* _PROVIDED DATA_
_____
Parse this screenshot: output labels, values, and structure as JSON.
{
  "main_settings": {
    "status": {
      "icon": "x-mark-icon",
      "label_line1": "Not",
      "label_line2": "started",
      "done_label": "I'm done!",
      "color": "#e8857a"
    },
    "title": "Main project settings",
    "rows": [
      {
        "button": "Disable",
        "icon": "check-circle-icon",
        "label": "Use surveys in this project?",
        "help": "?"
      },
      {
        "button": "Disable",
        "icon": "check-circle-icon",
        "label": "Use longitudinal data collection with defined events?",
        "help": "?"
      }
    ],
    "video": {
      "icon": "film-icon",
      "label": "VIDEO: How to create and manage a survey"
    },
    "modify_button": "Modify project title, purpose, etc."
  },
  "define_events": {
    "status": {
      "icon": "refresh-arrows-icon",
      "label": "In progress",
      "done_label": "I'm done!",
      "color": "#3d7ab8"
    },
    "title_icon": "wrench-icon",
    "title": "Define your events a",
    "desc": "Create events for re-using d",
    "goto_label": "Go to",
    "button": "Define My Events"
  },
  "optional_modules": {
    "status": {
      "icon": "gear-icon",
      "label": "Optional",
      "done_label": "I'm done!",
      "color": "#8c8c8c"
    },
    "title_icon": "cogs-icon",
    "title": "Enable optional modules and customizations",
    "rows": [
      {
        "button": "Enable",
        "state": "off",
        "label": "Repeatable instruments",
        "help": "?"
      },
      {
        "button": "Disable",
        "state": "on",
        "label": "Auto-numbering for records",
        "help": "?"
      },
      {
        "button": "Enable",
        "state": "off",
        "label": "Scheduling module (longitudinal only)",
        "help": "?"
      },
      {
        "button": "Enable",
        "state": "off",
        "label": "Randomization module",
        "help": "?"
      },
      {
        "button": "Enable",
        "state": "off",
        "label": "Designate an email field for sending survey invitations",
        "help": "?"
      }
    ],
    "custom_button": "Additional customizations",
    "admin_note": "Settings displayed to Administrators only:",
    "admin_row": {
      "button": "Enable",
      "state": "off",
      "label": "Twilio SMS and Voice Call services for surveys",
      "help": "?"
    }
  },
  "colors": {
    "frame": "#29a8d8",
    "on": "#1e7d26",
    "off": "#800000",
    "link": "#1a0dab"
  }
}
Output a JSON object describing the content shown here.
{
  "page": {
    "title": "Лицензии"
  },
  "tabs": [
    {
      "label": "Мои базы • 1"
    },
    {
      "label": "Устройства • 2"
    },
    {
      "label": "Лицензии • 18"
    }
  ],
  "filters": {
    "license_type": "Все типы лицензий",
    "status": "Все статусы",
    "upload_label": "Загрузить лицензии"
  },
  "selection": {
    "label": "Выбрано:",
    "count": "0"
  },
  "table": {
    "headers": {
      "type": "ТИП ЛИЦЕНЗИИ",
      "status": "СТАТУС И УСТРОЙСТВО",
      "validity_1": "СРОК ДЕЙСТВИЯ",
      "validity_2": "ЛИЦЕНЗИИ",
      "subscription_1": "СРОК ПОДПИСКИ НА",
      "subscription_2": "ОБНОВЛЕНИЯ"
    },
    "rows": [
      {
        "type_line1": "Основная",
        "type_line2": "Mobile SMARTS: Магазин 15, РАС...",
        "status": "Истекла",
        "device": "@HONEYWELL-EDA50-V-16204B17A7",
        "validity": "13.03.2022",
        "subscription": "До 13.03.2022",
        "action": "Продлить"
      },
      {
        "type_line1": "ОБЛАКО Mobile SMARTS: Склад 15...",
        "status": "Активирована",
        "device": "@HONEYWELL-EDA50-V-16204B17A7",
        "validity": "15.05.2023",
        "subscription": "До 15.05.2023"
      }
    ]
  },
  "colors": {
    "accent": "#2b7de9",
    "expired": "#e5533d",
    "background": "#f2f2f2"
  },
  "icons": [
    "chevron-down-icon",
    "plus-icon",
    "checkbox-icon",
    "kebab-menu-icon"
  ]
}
_____
* _TASK PROMPT_
Return every line from the records above that holds the word "surveys".

* _EXERCISE RESULT_
        "label": "Use surveys in this project?",
      "label": "Twilio SMS and Voice Call services for surveys",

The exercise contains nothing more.